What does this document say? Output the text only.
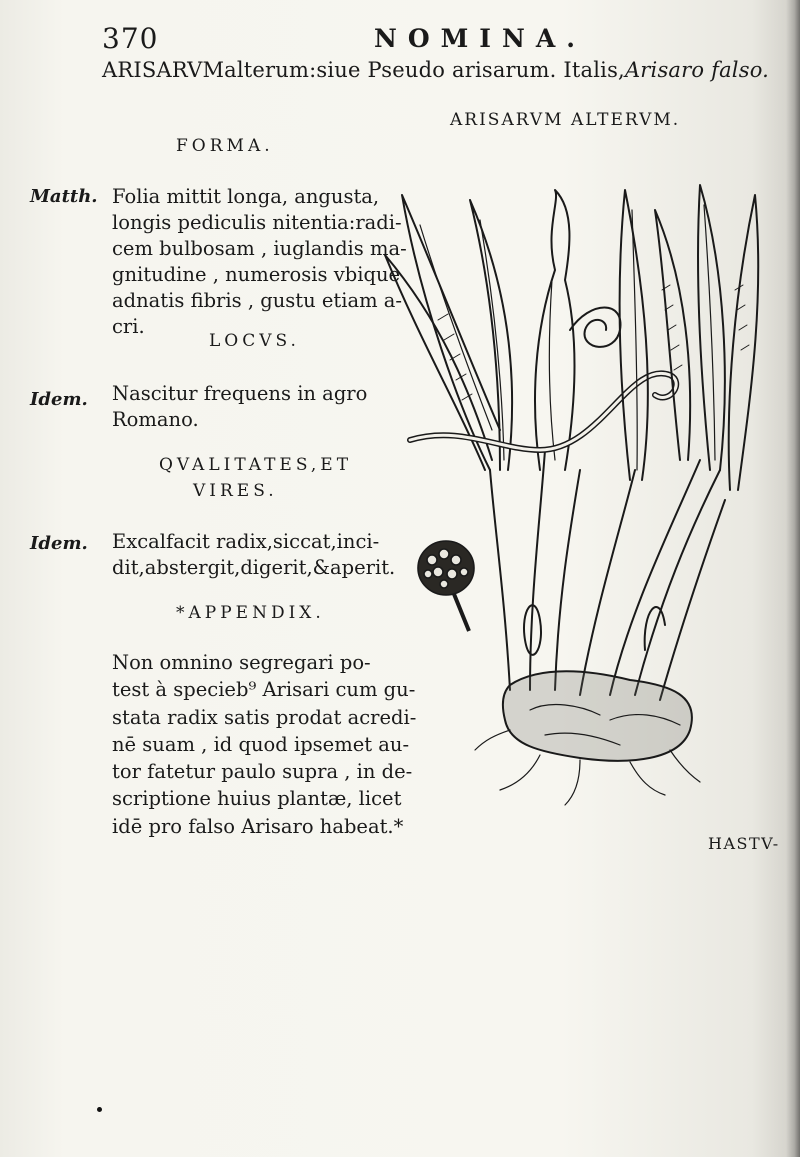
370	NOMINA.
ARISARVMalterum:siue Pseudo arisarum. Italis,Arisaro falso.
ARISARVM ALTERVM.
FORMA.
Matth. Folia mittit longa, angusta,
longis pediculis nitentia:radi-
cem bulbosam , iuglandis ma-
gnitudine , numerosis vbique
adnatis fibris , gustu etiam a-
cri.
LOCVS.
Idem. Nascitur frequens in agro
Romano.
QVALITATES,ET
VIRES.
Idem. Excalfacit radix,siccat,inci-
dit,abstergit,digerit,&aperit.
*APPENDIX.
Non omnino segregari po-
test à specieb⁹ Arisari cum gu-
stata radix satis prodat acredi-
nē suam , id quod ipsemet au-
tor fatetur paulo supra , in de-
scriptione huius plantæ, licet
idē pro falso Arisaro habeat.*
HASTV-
------------------------------------------------------------------------
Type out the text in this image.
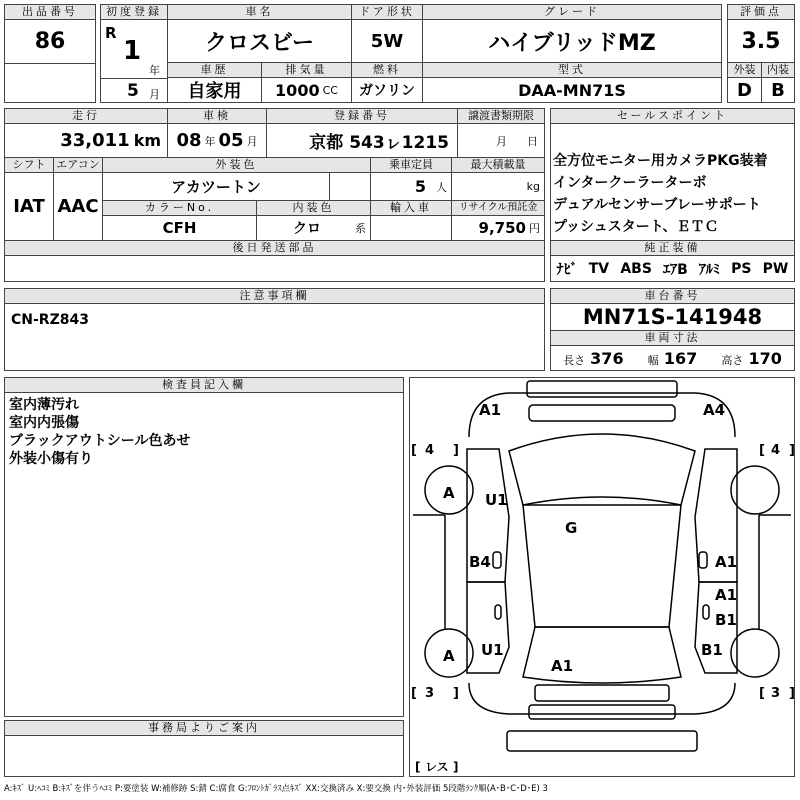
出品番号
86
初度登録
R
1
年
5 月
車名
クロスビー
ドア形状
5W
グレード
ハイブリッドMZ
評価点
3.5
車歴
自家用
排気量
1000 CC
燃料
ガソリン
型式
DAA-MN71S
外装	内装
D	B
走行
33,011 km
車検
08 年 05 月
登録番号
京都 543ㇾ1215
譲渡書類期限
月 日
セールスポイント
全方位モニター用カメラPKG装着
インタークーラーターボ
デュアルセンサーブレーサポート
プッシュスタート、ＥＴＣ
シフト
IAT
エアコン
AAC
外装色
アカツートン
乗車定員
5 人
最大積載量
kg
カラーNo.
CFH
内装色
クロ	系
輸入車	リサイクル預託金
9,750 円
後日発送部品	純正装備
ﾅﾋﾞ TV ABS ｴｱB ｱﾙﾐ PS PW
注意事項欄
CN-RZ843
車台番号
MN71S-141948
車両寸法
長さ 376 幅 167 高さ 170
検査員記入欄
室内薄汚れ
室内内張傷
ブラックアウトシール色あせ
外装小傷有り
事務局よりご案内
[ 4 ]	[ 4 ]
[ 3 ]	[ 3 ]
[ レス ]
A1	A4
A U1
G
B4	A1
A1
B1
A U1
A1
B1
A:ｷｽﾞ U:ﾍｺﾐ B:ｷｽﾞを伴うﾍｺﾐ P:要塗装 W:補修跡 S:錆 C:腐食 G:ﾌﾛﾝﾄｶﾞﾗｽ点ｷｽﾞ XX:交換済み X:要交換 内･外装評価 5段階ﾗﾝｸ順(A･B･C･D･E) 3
------------------------------------------------------------------------
PROBLEM DETAILS -
Copy every line above that holds the word "text".

ANSWER BELOW -
What does this document say? Output the text only.
Type out the text in this image.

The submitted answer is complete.